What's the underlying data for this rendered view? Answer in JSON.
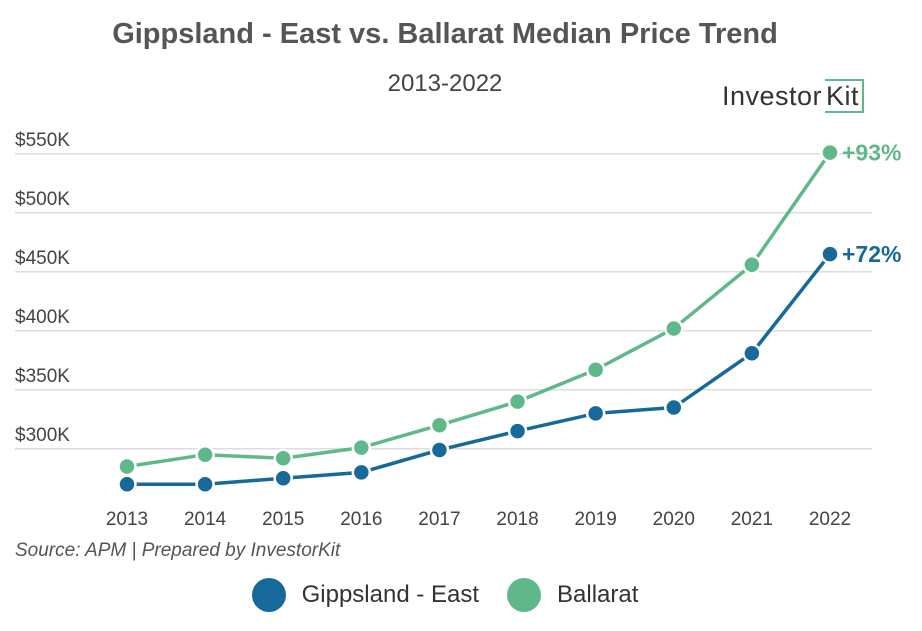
{
  "header": {
    "title": "Gippsland - East vs. Ballarat Median Price Trend",
    "subtitle": "2013-2022",
    "logo_text": "Investor",
    "logo_box_text": "Kit"
  },
  "footer": {
    "source": "Source: APM | Prepared by InvestorKit"
  },
  "colors": {
    "gippsland": "#17699a",
    "ballarat": "#5fb88a",
    "grid": "#dddddd",
    "axis_text": "#444444"
  },
  "chart_data": {
    "type": "line",
    "title": "Gippsland - East vs. Ballarat Median Price Trend",
    "subtitle": "2013-2022",
    "x": [
      "2013",
      "2014",
      "2015",
      "2016",
      "2017",
      "2018",
      "2019",
      "2020",
      "2021",
      "2022"
    ],
    "y_ticks": [
      300000,
      350000,
      400000,
      450000,
      500000,
      550000
    ],
    "y_tick_labels": [
      "$300K",
      "$350K",
      "$400K",
      "$450K",
      "$500K",
      "$550K"
    ],
    "ylim": [
      260000,
      560000
    ],
    "grid": true,
    "legend_position": "bottom",
    "series": [
      {
        "name": "Gippsland - East",
        "color": "#17699a",
        "values": [
          270000,
          270000,
          275000,
          280000,
          299000,
          315000,
          330000,
          335000,
          381000,
          465000
        ],
        "end_label": "+72%"
      },
      {
        "name": "Ballarat",
        "color": "#5fb88a",
        "values": [
          285000,
          295000,
          292000,
          301000,
          320000,
          340000,
          367000,
          402000,
          456000,
          551000
        ],
        "end_label": "+93%"
      }
    ]
  }
}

→ Problem description
Every line of the data should be copied as it stands, without the images.

→ Exercise response
What's the underlying data for this rendered view? Answer in JSON.
{
  "header": {
    "title": "Gippsland - East vs. Ballarat Median Price Trend",
    "subtitle": "2013-2022",
    "logo_text": "Investor",
    "logo_box_text": "Kit"
  },
  "footer": {
    "source": "Source: APM | Prepared by InvestorKit"
  },
  "colors": {
    "gippsland": "#17699a",
    "ballarat": "#5fb88a",
    "grid": "#dddddd",
    "axis_text": "#444444"
  },
  "chart_data": {
    "type": "line",
    "title": "Gippsland - East vs. Ballarat Median Price Trend",
    "subtitle": "2013-2022",
    "x": [
      "2013",
      "2014",
      "2015",
      "2016",
      "2017",
      "2018",
      "2019",
      "2020",
      "2021",
      "2022"
    ],
    "y_ticks": [
      300000,
      350000,
      400000,
      450000,
      500000,
      550000
    ],
    "y_tick_labels": [
      "$300K",
      "$350K",
      "$400K",
      "$450K",
      "$500K",
      "$550K"
    ],
    "ylim": [
      260000,
      560000
    ],
    "grid": true,
    "legend_position": "bottom",
    "series": [
      {
        "name": "Gippsland - East",
        "color": "#17699a",
        "values": [
          270000,
          270000,
          275000,
          280000,
          299000,
          315000,
          330000,
          335000,
          381000,
          465000
        ],
        "end_label": "+72%"
      },
      {
        "name": "Ballarat",
        "color": "#5fb88a",
        "values": [
          285000,
          295000,
          292000,
          301000,
          320000,
          340000,
          367000,
          402000,
          456000,
          551000
        ],
        "end_label": "+93%"
      }
    ]
  }
}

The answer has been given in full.